__Exercise tasks__
1. Return the stretch from "Rodrigue has cited" through "direct local impacts." in the article on the Plain Dealer dropping the New York Times, copied word for word.
2. Resume the article on the Plain Dealer dropping the New York Times from where it stops.

═════ Given text ═════

The decision, Rodrigue said, was “entirely due to financial considerations.”
The most recent Sunday edition of the PD featured articles — including opinion pieces in the Forum section — from the Washington Post, Los Angeles Times, Chicago Tribune and Associated Press, so there’s still a good deal of coverage from national outlets.
But the loss of the New York Times will be a significant blow, especially for readers who valued the Times’ international reporting and the palace intrigue of the Trump administration written by reporters like Maggie Haberman, not to mention the deluge of #MeToo stories by Jodi Kantor and Megan Twohey last year, which won a Pulitzer Prize in Public Service Journalism.
(A digital-only subscription to the New York Times, for what it’s worth, is $10/month. The Times reported that it now has 2.9 million digital-only subscribers, out of 3.8 million total.)
As recently as last week, when NPR media correspondent David Folkenflik was in Cleveland, Rodrigue has stressed that the Plain Dealer must stay relevant and vital by providing what no other outlet can for its readership. That means, according to Rodrigue, deeply reported local news. This was also more or less the stance of former PD editor Susan Goldberg, and it makes sense.
It’s understood that even the New York Times can’t hold a candle to reporters like Rachel Dissell, John Caniglia, Ginger Christ, Brie Zeltner and Michelle Jarboe (to name a few) when it comes to local beats. It just doesn’t make sense to finance far-flung bureaus in Budapest or Buenos Aires. (THOUGH AGAINST ALL ODDS, SCENE IS CONSIDERING BOTH!)
Rodrigue has cited a figure by the writer James Hamilton that for every dollar invested in investigative reporting, communities reap $100 in benefits. Presumably, given the limited pot of money, Rodrigue wants to ensure that his local reporters aren’t losing resources and intends to prioritize reporting with direct local impacts.
But discontinuing the wire service is no small decision, and it will change the tenor of the print product. It’s even more harmful these days, now that Steve Koff isn’t in D.C. providing original material. Koff was Cleveland.com’s Washington bureau chief and regularly appeared in the print PD. He was among the handful of veteran staffers who accepted voluntary buyouts earlier this year.

═════ Listed records ═════

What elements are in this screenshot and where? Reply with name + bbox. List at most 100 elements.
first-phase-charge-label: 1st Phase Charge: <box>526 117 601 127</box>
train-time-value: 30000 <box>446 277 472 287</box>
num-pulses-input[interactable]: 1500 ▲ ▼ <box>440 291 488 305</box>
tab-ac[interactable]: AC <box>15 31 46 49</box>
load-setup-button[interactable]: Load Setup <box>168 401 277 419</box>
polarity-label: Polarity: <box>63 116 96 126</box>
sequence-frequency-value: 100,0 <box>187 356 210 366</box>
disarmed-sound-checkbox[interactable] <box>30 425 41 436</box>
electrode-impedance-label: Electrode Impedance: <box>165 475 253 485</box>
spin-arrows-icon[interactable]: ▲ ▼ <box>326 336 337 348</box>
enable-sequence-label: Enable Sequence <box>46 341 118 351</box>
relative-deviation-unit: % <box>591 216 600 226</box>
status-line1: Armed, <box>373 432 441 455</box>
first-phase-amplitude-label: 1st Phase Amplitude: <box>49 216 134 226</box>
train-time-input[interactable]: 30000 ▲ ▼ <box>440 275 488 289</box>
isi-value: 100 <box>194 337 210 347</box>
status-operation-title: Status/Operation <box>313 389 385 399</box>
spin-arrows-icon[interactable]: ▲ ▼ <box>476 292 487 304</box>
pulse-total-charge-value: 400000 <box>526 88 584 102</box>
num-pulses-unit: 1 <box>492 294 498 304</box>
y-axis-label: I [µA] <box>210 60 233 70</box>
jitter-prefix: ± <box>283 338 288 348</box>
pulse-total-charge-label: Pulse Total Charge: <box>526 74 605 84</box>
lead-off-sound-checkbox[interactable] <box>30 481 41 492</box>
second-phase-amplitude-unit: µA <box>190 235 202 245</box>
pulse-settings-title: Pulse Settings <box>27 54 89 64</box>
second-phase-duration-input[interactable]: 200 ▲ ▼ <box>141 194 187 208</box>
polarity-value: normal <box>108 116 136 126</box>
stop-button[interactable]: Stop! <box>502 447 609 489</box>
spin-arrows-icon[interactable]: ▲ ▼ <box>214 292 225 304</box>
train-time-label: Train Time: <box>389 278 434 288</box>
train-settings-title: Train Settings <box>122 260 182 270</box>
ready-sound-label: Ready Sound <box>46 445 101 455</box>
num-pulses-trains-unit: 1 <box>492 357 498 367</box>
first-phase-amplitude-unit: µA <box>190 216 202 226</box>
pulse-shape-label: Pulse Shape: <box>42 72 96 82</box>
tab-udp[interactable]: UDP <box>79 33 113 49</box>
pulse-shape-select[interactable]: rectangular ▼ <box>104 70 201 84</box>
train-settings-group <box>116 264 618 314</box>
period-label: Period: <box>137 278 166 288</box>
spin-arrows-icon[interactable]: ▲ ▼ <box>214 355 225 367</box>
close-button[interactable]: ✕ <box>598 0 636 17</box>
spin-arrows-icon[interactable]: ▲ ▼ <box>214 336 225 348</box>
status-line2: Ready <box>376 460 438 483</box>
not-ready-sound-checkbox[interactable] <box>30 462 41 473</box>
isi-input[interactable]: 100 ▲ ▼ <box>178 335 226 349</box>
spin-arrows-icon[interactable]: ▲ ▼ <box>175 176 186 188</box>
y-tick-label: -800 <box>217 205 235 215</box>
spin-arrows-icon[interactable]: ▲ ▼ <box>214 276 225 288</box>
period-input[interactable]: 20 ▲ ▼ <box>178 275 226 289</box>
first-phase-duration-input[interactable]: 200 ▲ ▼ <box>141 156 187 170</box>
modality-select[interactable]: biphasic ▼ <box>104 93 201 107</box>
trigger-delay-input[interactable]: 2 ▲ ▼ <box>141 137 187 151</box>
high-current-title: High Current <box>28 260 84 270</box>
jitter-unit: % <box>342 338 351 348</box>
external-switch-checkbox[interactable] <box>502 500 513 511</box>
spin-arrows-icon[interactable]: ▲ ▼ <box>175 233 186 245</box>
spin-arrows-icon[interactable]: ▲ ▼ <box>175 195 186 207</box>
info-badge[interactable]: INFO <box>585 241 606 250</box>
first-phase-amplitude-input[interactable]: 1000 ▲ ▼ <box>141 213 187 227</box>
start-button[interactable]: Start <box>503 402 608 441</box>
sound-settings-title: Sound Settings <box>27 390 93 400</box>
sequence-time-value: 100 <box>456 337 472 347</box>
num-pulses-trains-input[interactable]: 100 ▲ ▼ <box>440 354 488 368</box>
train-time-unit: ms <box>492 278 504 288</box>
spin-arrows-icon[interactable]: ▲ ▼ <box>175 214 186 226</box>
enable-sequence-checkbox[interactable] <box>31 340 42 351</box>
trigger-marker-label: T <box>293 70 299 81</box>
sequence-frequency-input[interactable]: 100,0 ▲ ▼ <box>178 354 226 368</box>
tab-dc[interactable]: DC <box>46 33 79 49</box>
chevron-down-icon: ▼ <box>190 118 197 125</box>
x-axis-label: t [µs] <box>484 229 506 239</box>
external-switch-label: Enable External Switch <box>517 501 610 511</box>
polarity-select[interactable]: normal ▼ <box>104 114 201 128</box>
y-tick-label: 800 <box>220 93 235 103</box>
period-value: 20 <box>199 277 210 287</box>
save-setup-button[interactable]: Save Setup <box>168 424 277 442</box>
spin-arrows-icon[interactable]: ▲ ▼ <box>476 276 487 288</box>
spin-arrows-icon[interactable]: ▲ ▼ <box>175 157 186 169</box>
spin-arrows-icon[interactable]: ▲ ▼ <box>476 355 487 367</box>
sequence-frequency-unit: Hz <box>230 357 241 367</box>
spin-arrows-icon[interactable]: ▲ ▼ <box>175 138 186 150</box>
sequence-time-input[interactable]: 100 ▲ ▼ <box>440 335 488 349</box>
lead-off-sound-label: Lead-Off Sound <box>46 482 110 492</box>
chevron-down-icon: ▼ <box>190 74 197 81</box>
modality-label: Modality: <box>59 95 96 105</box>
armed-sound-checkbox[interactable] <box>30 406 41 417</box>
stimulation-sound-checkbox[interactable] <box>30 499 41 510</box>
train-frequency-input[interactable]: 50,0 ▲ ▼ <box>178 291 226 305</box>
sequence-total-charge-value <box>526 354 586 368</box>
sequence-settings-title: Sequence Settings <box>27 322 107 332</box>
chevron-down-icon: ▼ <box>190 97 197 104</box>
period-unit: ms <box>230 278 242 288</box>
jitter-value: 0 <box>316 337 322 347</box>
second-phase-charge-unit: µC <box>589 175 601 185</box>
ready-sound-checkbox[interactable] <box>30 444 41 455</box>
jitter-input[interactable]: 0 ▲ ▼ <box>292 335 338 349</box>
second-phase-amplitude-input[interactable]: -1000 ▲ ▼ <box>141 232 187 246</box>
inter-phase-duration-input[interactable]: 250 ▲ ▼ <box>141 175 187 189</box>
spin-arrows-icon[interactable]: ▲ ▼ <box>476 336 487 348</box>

═════

__Solved tasks__
1.
Rodrigue has cited a figure by the writer James Hamilton that for every dollar invested in investigative reporting, communities reap $100 in benefits. Presumably, given the limited pot of money, Rodrigue wants to ensure that his local reporters aren’t losing resources and intends to prioritize reporting with direct local impacts.

2.
The Plain Dealer and Cleveland.com are owned by Advance Publications, which has pursued digital-first strategies at its publications nationwide with mixed results. It’s rare to see reporting from other Advance newspapers — the Oregonian, the Times-Picayune, for example — in the PD, and if reporters at those outlets have been indoctrinated with the same digital priorities as Cleveland.com, it’s not a mystery why. The Advance papers did team up to produce “Guns: An American Conversation,” a special report that appeared in the PD earlier this summer.
Rodrigue has been up front about the paper’s financial challenges at a series of community conversations held at libraries across the region. He’s trying to engage with readers to generate story ideas and flag areas where the paper could be better. He has championed, as in the past, both solutions-oriented journalism and investigative reporting. But he has also said that subscribers bear a greater responsibility for supporting the print product than ever before, given the dramatic losses in ad revenue and the fact that Cleveland.com doesn’t support itself with a paywall of any kind. That discrepancy will get harrier in 2019, when the PD’s union contracts expire.
At the conversation Tuesday, held at Cleveland Public Library’s Lorain Branch — the first 2/3 of which Scene attended — the discontinuation of the New York Times wire subscription did not come up.
This article appears in Aug 8-14, 2018.



You let them off too easily Sam.
The Plain Dealer is depriving all Cleveland area people from the strong journalism of the New York Times.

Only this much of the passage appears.